[REQUEST]
Please give the entries again in full and exactly, without any picture.

(Data listing)
..........

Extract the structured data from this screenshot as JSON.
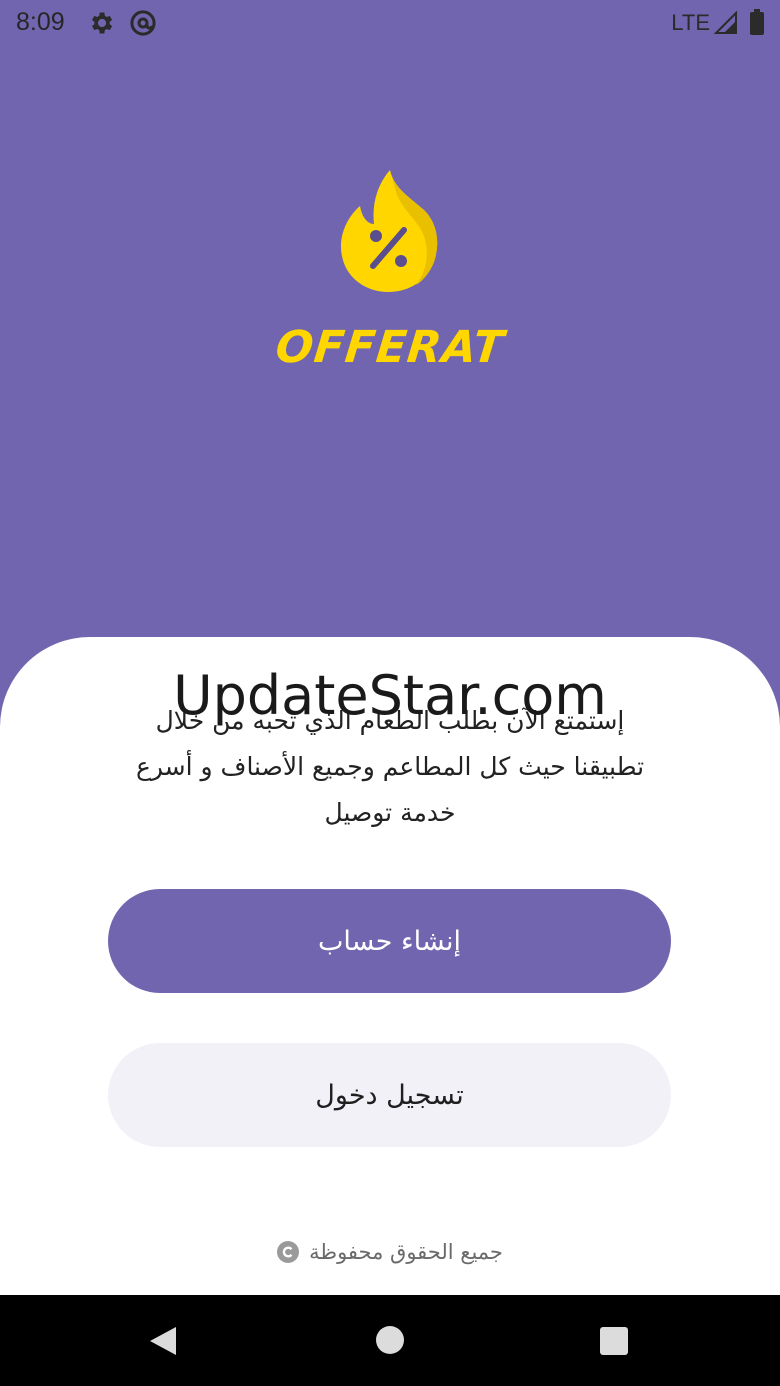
{
  "status_bar": {
    "time": "8:09",
    "network": "LTE",
    "icons": [
      "gear-icon",
      "at-sign-icon",
      "signal-icon",
      "battery-icon"
    ]
  },
  "brand": {
    "name": "OFFERAT",
    "logo_icon": "percent-flame-icon",
    "logo_color": "#FFD600",
    "logo_symbol": "%"
  },
  "watermark": "UpdateStar.com",
  "intro": {
    "description": "إستمتع الآن بطلب الطعام الذي تحبه من خلال تطبيقنا حيث كل المطاعم وجميع الأصناف و أسرع خدمة توصيل"
  },
  "actions": {
    "create_account": "إنشاء حساب",
    "login": "تسجيل دخول"
  },
  "footer": {
    "copyright": "جميع الحقوق محفوظة",
    "copyright_icon": "copyright-icon"
  },
  "nav_bar": {
    "icons": [
      "back-icon",
      "home-icon",
      "recents-icon"
    ]
  },
  "colors": {
    "primary": "#7265AF",
    "accent": "#FFD600",
    "secondary_button": "#F2F1F7"
  }
}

..........

[FULL OUTPUT]
Extract the structured data from this screenshot as JSON.
{
  "status_bar": {
    "time": "8:09",
    "network": "LTE",
    "icons": [
      "gear-icon",
      "at-sign-icon",
      "signal-icon",
      "battery-icon"
    ]
  },
  "brand": {
    "name": "OFFERAT",
    "logo_icon": "percent-flame-icon",
    "logo_color": "#FFD600",
    "logo_symbol": "%"
  },
  "watermark": "UpdateStar.com",
  "intro": {
    "description": "إستمتع الآن بطلب الطعام الذي تحبه من خلال تطبيقنا حيث كل المطاعم وجميع الأصناف و أسرع خدمة توصيل"
  },
  "actions": {
    "create_account": "إنشاء حساب",
    "login": "تسجيل دخول"
  },
  "footer": {
    "copyright": "جميع الحقوق محفوظة",
    "copyright_icon": "copyright-icon"
  },
  "nav_bar": {
    "icons": [
      "back-icon",
      "home-icon",
      "recents-icon"
    ]
  },
  "colors": {
    "primary": "#7265AF",
    "accent": "#FFD600",
    "secondary_button": "#F2F1F7"
  }
}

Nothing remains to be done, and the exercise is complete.